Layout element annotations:
◆ ◆ ◆

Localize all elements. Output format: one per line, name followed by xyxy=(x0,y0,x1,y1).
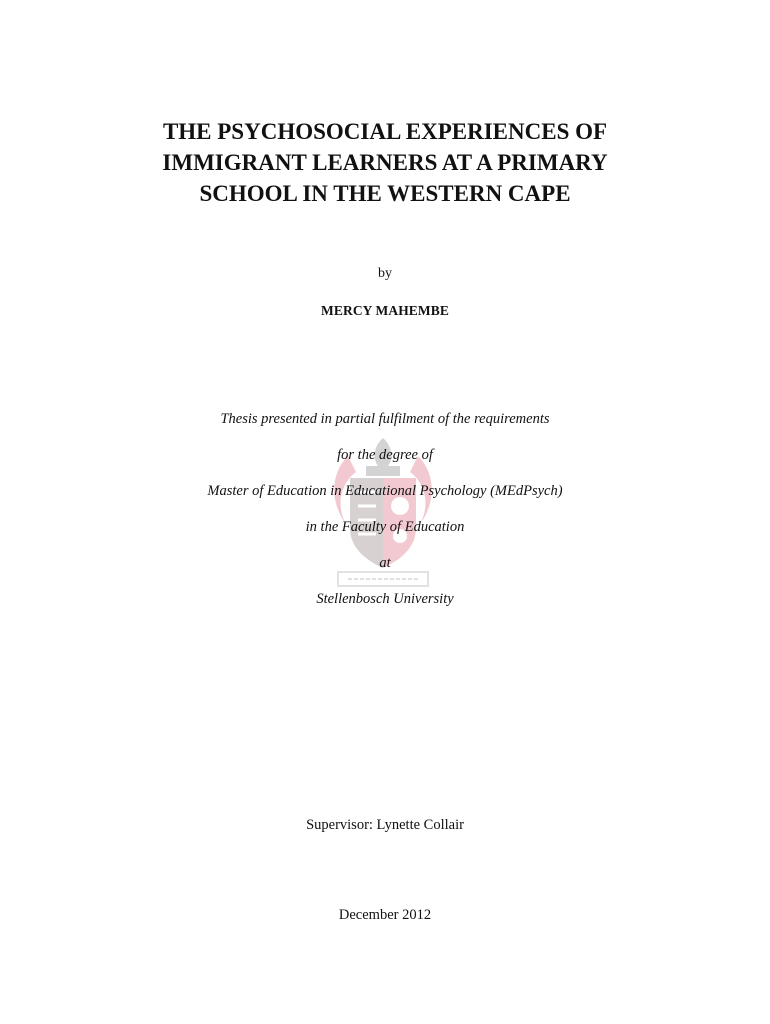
title-line: THE PSYCHOSOCIAL EXPERIENCES OF xyxy=(162,119,608,144)
university-name: Stellenbosch University xyxy=(316,591,454,607)
degree-name: Master of Education in Educational Psychology (MEdPsych) xyxy=(207,483,563,499)
title-line: SCHOOL IN THE WESTERN CAPE xyxy=(199,181,571,206)
thesis-statement-line: Thesis presented in partial fulfilment of the requirements xyxy=(220,411,550,427)
supervisor: Supervisor: Lynette Collair xyxy=(306,817,464,833)
thesis-title xyxy=(0,116,770,209)
title-line: IMMIGRANT LEARNERS AT A PRIMARY xyxy=(162,150,608,175)
thesis-statement-line: for the degree of xyxy=(337,447,433,463)
faculty-name: in the Faculty of Education xyxy=(305,519,465,535)
by-label: by xyxy=(378,266,392,281)
at-label: at xyxy=(379,555,391,571)
author-name: MERCY MAHEMBE xyxy=(321,303,449,318)
submission-date: December 2012 xyxy=(338,907,432,923)
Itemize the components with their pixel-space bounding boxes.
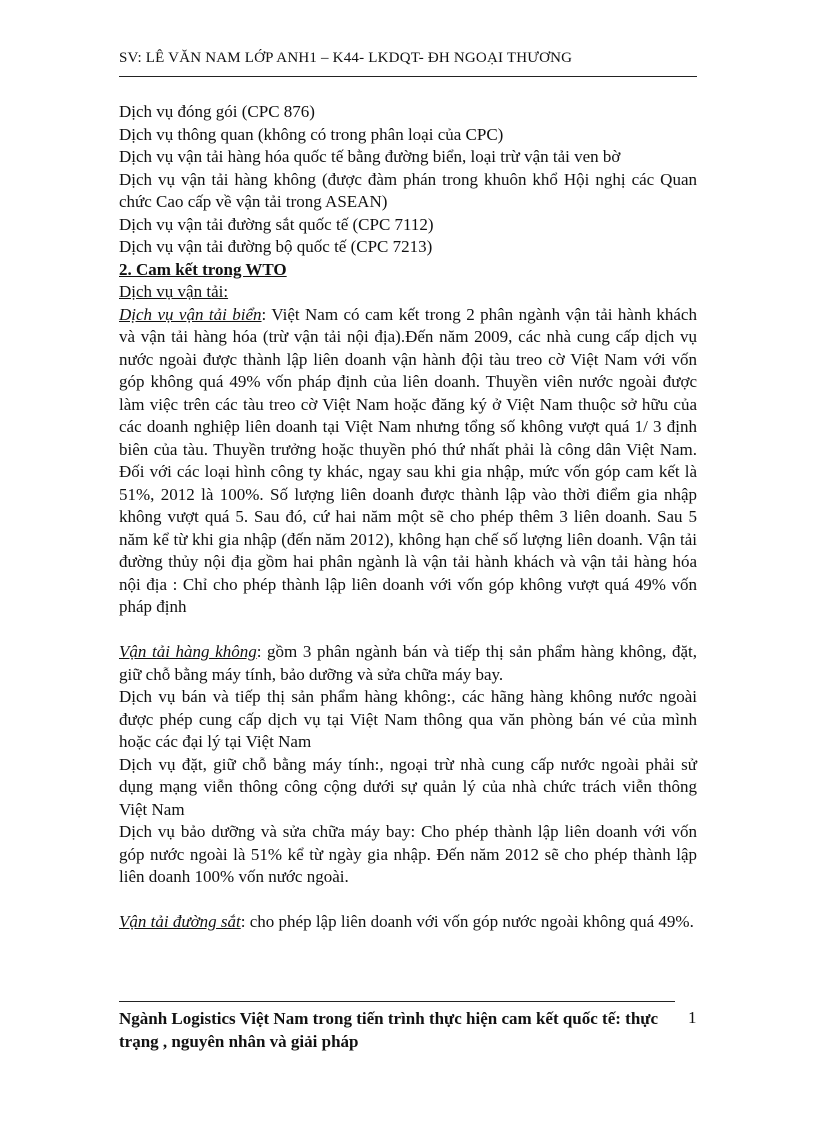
air-transport-text: : gồm 3 phân ngành bán và tiếp thị sản phẩm hàng không, đặt, giữ chỗ bằng máy tính, bảo dưỡng và sửa chữa máy bay. <box>119 642 697 684</box>
section-heading: 2. Cam kết trong WTO <box>119 259 287 279</box>
list-item: Dịch vụ vận tải đường bộ quốc tế (CPC 7213) <box>119 237 433 256</box>
blank-line <box>119 889 697 912</box>
footer-rule <box>119 1001 675 1002</box>
page-header: SV: LÊ VĂN NAM LỚP ANH1 – K44- LKDQT- ĐH NGOẠI THƯƠNG <box>119 50 573 66</box>
list-item: Dịch vụ vận tải đường sắt quốc tế (CPC 7112) <box>119 214 434 234</box>
list-item: Dịch vụ vận tải hàng hóa quốc tế bằng đường biển, loại trừ vận tải ven bờ <box>119 147 621 166</box>
rail-transport-paragraph <box>119 911 697 934</box>
footer-title: Ngành Logistics Việt Nam trong tiến trình thực hiện cam kết quốc tế: thực trạng , nguyên nhân và giải pháp <box>119 1009 659 1051</box>
rail-transport-label: Vận tải đường sắt <box>119 912 241 931</box>
air-service-item: Dịch vụ bán và tiếp thị sản phẩm hàng không:, các hãng hàng không nước ngoài được phép cung cấp dịch vụ tại Việt Nam thông qua văn phòng bán vé của mình hoặc các đại lý tại Việt Nam <box>119 687 697 751</box>
rail-transport-text: : cho phép lập liên doanh với vốn góp nước ngoài không quá 49%. <box>240 912 694 931</box>
list-item: Dịch vụ vận tải hàng không (được đàm phán trong khuôn khổ Hội nghị các Quan chức Cao cấp về vận tải trong ASEAN) <box>119 169 697 211</box>
sea-transport-text: : Việt Nam có cam kết trong 2 phân ngành vận tải hành khách và vận tải hàng hóa (trừ vận tải nội địa).Đến năm 2009, các nhà cung cấp dịch vụ nước ngoài được thành lập liên doanh vận hành đội tàu treo cờ Việt Nam với vốn góp không quá 49% vốn pháp định của liên doanh. Thuyền viên nước ngoài được làm việc trên các tàu treo cờ Việt Nam hoặc đăng ký ở Việt Nam thuộc sở hữu của các doanh nghiệp liên doanh tại Việt Nam nhưng tổng số không vượt quá 1/ 3 định biên của tàu. Thuyền trưởng hoặc thuyền phó thứ nhất phải là công dân Việt Nam. Đối với các loại hình công ty khác, ngay sau khi gia nhập, mức vốn góp cam kết là 51%, 2012 là 100%. Số lượng liên doanh được thành lập vào thời điểm gia nhập không vượt quá 5. Sau đó, cứ hai năm một sẽ cho phép thêm 3 liên doanh. Sau 5 năm kể từ khi gia nhập (đến năm 2012), không hạn chế số lượng liên doanh. Vận tải đường thủy nội địa gồm hai phân ngành là vận tải hành khách và vận tải hàng hóa nội địa : Chỉ cho phép thành lập liên doanh với vốn góp không vượt quá 49% vốn pháp định <box>119 304 697 616</box>
header-rule <box>119 76 697 77</box>
sea-transport-label: Dịch vụ vận tải biển <box>119 304 262 324</box>
page-number: 1 <box>688 1008 697 1027</box>
sea-transport-paragraph <box>119 304 697 619</box>
air-transport-paragraph <box>119 641 697 686</box>
list-item: Dịch vụ thông quan (không có trong phân loại của CPC) <box>119 124 504 144</box>
transport-label: Dịch vụ vận tải: <box>119 282 229 301</box>
air-service-item: Dịch vụ bảo dưỡng và sửa chữa máy bay: Cho phép thành lập liên doanh với vốn góp nước ngoài là 51% kể từ ngày gia nhập. Đến năm 2012 sẽ cho phép thành lập liên doanh 100% vốn nước ngoài. <box>119 822 697 886</box>
air-service-item: Dịch vụ đặt, giữ chỗ bằng máy tính:, ngoại trừ nhà cung cấp nước ngoài phải sử dụng mạng viễn thông công cộng dưới sự quản lý của nhà chức trách viễn thông Việt Nam <box>119 754 697 819</box>
blank-line <box>119 619 697 642</box>
list-item: Dịch vụ đóng gói (CPC 876) <box>119 102 315 121</box>
air-transport-label: Vận tải hàng không <box>119 642 257 661</box>
document-body <box>119 101 697 934</box>
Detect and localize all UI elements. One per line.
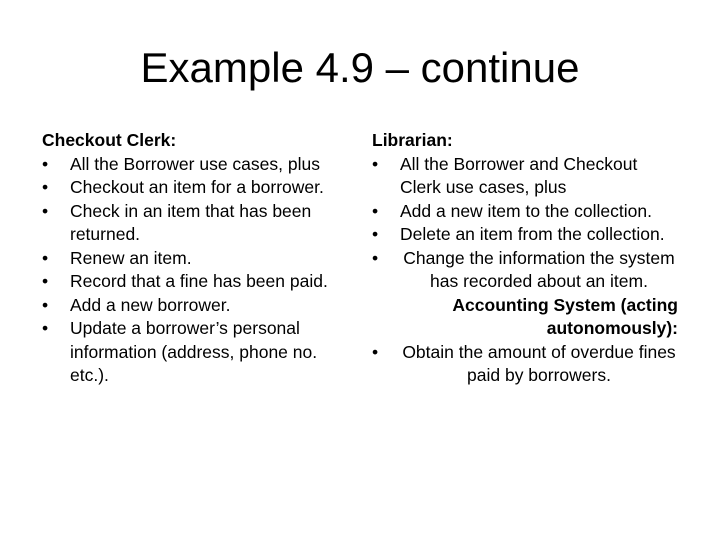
list-item-text: Record that a fine has been paid. (70, 271, 328, 291)
accounting-system-list (372, 341, 678, 388)
bullet-icon: • (42, 177, 49, 197)
librarian-column (372, 129, 678, 388)
checkout-clerk-column (42, 129, 360, 388)
list-item-text: Delete an item from the collection. (400, 224, 665, 244)
list-item-text: Renew an item. (70, 247, 192, 268)
list-item-text: Update a borrower’s personal information (address, phone no. etc.). (70, 318, 318, 385)
list-item-text: Checkout an item for a borrower. (70, 177, 324, 197)
bullet-icon: • (42, 271, 49, 291)
list-item-text: Add a new borrower. (70, 294, 231, 315)
bullet-icon: • (42, 153, 49, 174)
list-item-text: Change the information the system has recorded about an item. (403, 247, 675, 291)
list-item-text: Add a new item to the collection. (400, 200, 652, 221)
slide-title: Example 4.9 – continue (140, 44, 580, 91)
bullet-icon: • (372, 200, 379, 221)
list-item-text: All the Borrower and Checkout Clerk use cases, plus (400, 153, 638, 197)
list-item (42, 317, 360, 388)
list-item-text: Obtain the amount of overdue fines paid by borrowers. (402, 341, 676, 385)
checkout-clerk-heading: Checkout Clerk: (42, 130, 177, 150)
bullet-icon: • (372, 224, 379, 244)
checkout-clerk-list (42, 153, 360, 388)
list-item (372, 153, 678, 200)
list-item (372, 200, 678, 224)
list-item (42, 247, 360, 271)
librarian-list (372, 153, 678, 294)
list-item (372, 341, 678, 388)
list-item-text: All the Borrower use cases, plus (70, 153, 320, 174)
list-item (42, 294, 360, 318)
list-item (372, 247, 678, 294)
list-item (372, 223, 678, 247)
list-item-text: Check in an item that has been returned. (70, 200, 312, 244)
list-item (42, 176, 360, 200)
bullet-icon: • (42, 200, 49, 221)
list-item (42, 270, 360, 294)
list-item (42, 200, 360, 247)
bullet-icon: • (42, 294, 49, 315)
librarian-heading: Librarian: (372, 130, 453, 150)
accounting-system-heading: Accounting System (acting autonomously): (452, 294, 678, 338)
bullet-icon: • (372, 247, 379, 268)
bullet-icon: • (372, 153, 379, 174)
bullet-icon: • (42, 318, 49, 338)
list-item (42, 153, 360, 177)
bullet-icon: • (372, 341, 379, 362)
bullet-icon: • (42, 247, 49, 268)
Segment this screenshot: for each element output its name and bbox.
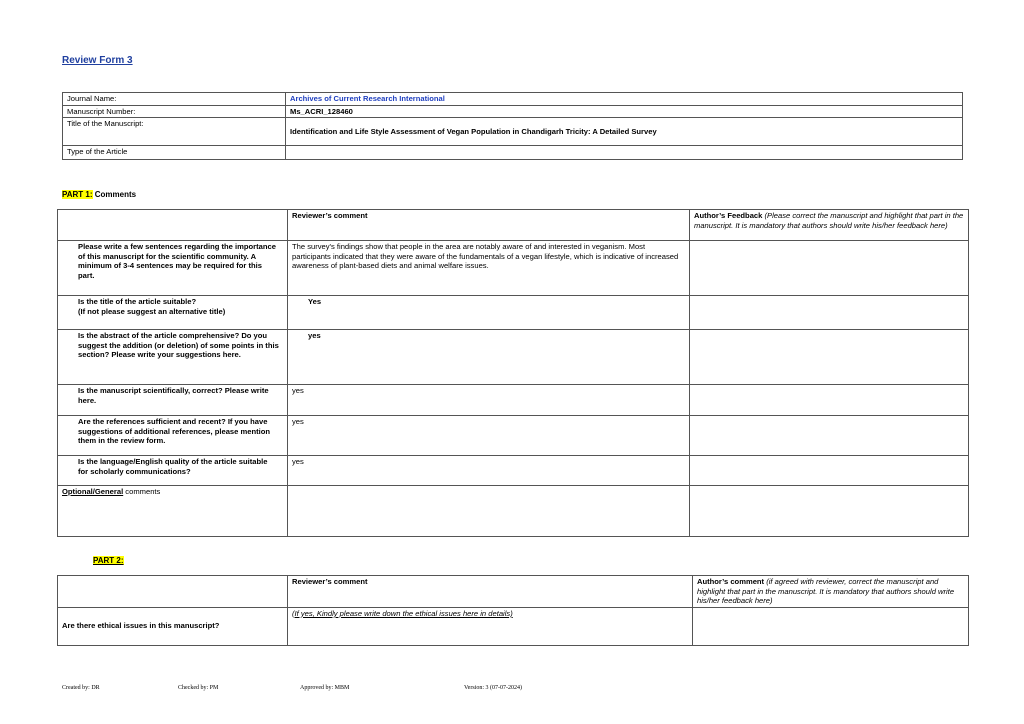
feedback-optional[interactable] bbox=[690, 486, 969, 537]
question-abstract: Is the abstract of the article comprehensive? Do you suggest the addition (or deletion) of some points in this section? Please write your suggestions here. bbox=[58, 330, 288, 385]
question-scientific: Is the manuscript scientifically, correct? Please write here. bbox=[58, 385, 288, 416]
optional-comments-text: comments bbox=[123, 487, 161, 496]
manuscript-info-table bbox=[62, 92, 963, 160]
answer-abstract[interactable]: yes bbox=[288, 330, 690, 385]
feedback-importance[interactable] bbox=[690, 241, 969, 296]
optional-comments-label bbox=[58, 486, 288, 537]
form-title[interactable]: Review Form 3 bbox=[62, 55, 133, 66]
part2-author-header-bold: Author’s comment bbox=[697, 577, 765, 586]
part1-label bbox=[62, 190, 136, 199]
question-language: Is the language/English quality of the article suitable for scholarly communications? bbox=[58, 456, 288, 486]
footer-approved: Approved by: MBM bbox=[300, 685, 350, 691]
part1-label-rest: Comments bbox=[92, 190, 137, 199]
part2-reviewer-header: Reviewer’s comment bbox=[288, 576, 693, 608]
part2-author-header-italic: (if agreed with reviewer, correct the manuscript and highlight that part in the manuscript. It is mandatory that authors should write his/her feedback here) bbox=[697, 577, 955, 606]
footer-checked: Checked by: PM bbox=[178, 685, 219, 691]
part1-header-blank bbox=[58, 210, 288, 241]
part2-author-header bbox=[693, 576, 969, 608]
author-header-bold: Author’s Feedback bbox=[694, 211, 763, 220]
feedback-ethical[interactable] bbox=[693, 607, 969, 645]
manuscript-number-label: Manuscript Number: bbox=[63, 105, 286, 118]
article-type-label: Type of the Article bbox=[63, 146, 286, 160]
feedback-title-suitable[interactable] bbox=[690, 296, 969, 330]
part1-author-header bbox=[690, 210, 969, 241]
answer-references[interactable]: yes bbox=[288, 416, 690, 456]
feedback-scientific[interactable] bbox=[690, 385, 969, 416]
part1-label-highlight: PART 1: bbox=[62, 190, 93, 199]
question-references: Are the references sufficient and recent? If you have suggestions of additional references, please mention them in the review form. bbox=[58, 416, 288, 456]
answer-scientific[interactable]: yes bbox=[288, 385, 690, 416]
article-type-value bbox=[286, 146, 963, 160]
manuscript-title-label: Title of the Manuscript: bbox=[63, 118, 286, 146]
question-ethical: Are there ethical issues in this manuscript? bbox=[58, 607, 288, 645]
answer-importance[interactable]: The survey's findings show that people in the area are notably aware of and interested in veganism. Most participants indicated that they were aware of the fundamentals of a vegan lifestyle, which is indicative of increased awareness of plant-based diets and animal welfare issues. bbox=[288, 241, 690, 296]
question-importance: Please write a few sentences regarding the importance of this manuscript for the scientific community. A minimum of 3-4 sentences may be required for this part. bbox=[58, 241, 288, 296]
manuscript-title-value: Identification and Life Style Assessment of Vegan Population in Chandigarh Tricity: A Detailed Survey bbox=[286, 118, 963, 146]
footer-version: Version: 3 (07-07-2024) bbox=[464, 685, 522, 691]
part2-ethics-table bbox=[57, 575, 969, 646]
answer-optional[interactable] bbox=[288, 486, 690, 537]
feedback-abstract[interactable] bbox=[690, 330, 969, 385]
answer-title-suitable[interactable]: Yes bbox=[288, 296, 690, 330]
part2-header-blank bbox=[58, 576, 288, 608]
feedback-language[interactable] bbox=[690, 456, 969, 486]
part2-label bbox=[93, 556, 124, 565]
part1-comments-table bbox=[57, 209, 969, 537]
feedback-references[interactable] bbox=[690, 416, 969, 456]
journal-name-value: Archives of Current Research International bbox=[286, 93, 963, 106]
optional-general-text: Optional/General bbox=[62, 487, 124, 496]
part1-reviewer-header: Reviewer’s comment bbox=[288, 210, 690, 241]
author-header-italic: (Please correct the manuscript and highlight that part in the manuscript. It is mandatory that authors should write his/her feedback here) bbox=[694, 211, 964, 230]
footer-created: Created by: DR bbox=[62, 685, 100, 691]
question-title-suitable: Is the title of the article suitable? (If not please suggest an alternative title) bbox=[58, 296, 288, 330]
journal-name-label: Journal Name: bbox=[63, 93, 286, 106]
part2-label-highlight: PART 2: bbox=[93, 556, 124, 565]
manuscript-number-value: Ms_ACRI_128460 bbox=[286, 105, 963, 118]
answer-ethical[interactable]: (If yes, Kindly please write down the ethical issues here in details) bbox=[288, 607, 693, 645]
answer-language[interactable]: yes bbox=[288, 456, 690, 486]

◆ ◆ ◆

Exercise details: Update the rows from the line containing "feedback-optional[interactable] bbox=[690, 486, 969, 537]" through the line containing "optional-comments-label bbox=[58, 486, 288, 537]" by changing "manuscript-info-table" to "manuscript-metadata-table", and leave everything else in those rows unchanged.

Reply:
feedback-optional[interactable] bbox=[690, 486, 969, 537]
question-abstract: Is the abstract of the article comprehensive? Do you suggest the addition (or deletion) of some points in this section? Please write your suggestions here. bbox=[58, 330, 288, 385]
question-scientific: Is the manuscript scientifically, correct? Please write here. bbox=[58, 385, 288, 416]
optional-comments-text: comments bbox=[123, 487, 161, 496]
manuscript-metadata-table bbox=[62, 92, 963, 160]
answer-abstract[interactable]: yes bbox=[288, 330, 690, 385]
feedback-importance[interactable] bbox=[690, 241, 969, 296]
optional-comments-label bbox=[58, 486, 288, 537]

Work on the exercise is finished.